Work instructions
Extract, from the records beneath this instruction, each line that contains the word "heart".

(Data entries)
—————

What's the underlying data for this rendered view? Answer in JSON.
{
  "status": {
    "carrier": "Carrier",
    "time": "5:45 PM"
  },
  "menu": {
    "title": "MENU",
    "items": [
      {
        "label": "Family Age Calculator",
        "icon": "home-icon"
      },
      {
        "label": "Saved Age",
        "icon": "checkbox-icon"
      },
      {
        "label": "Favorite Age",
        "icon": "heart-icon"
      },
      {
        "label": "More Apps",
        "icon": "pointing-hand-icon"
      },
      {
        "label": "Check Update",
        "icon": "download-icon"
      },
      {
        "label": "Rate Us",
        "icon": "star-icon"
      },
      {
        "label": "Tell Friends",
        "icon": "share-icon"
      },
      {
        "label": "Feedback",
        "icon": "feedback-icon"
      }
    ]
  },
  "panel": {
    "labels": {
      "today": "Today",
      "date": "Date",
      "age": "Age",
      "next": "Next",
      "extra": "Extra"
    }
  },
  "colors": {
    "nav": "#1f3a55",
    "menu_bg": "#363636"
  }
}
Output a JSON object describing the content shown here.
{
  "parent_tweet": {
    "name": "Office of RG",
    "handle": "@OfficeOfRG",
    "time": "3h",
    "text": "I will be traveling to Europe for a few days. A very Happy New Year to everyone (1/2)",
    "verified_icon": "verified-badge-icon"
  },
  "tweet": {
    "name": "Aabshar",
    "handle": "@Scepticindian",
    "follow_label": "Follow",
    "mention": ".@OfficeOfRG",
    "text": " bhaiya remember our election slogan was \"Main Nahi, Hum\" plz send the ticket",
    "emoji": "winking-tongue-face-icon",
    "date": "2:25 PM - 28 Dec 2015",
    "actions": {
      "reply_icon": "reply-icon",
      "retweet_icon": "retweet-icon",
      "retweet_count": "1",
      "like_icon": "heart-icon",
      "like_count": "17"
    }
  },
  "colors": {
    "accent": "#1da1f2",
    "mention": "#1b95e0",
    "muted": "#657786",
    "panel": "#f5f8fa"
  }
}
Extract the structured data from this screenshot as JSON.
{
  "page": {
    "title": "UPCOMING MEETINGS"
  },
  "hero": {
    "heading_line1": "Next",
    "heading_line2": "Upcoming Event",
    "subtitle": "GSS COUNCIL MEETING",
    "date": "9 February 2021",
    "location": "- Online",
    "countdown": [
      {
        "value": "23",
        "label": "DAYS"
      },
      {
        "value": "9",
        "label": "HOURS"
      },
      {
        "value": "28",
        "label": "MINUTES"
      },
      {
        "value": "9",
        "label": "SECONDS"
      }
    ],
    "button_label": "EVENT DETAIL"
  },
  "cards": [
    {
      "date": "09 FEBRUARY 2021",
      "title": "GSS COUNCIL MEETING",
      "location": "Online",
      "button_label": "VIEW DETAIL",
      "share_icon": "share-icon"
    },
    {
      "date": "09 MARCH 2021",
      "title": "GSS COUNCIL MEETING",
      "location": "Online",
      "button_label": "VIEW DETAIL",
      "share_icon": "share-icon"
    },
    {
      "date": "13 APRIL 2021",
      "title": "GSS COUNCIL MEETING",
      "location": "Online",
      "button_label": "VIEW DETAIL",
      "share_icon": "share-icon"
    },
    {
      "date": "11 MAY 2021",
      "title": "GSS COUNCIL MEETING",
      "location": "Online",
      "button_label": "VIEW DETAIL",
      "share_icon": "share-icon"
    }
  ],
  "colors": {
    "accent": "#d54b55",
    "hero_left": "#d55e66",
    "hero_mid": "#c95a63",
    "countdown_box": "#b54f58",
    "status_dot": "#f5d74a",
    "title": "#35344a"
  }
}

—————

Result for this exercise
        "icon": "heart-icon"
      "like_icon": "heart-icon",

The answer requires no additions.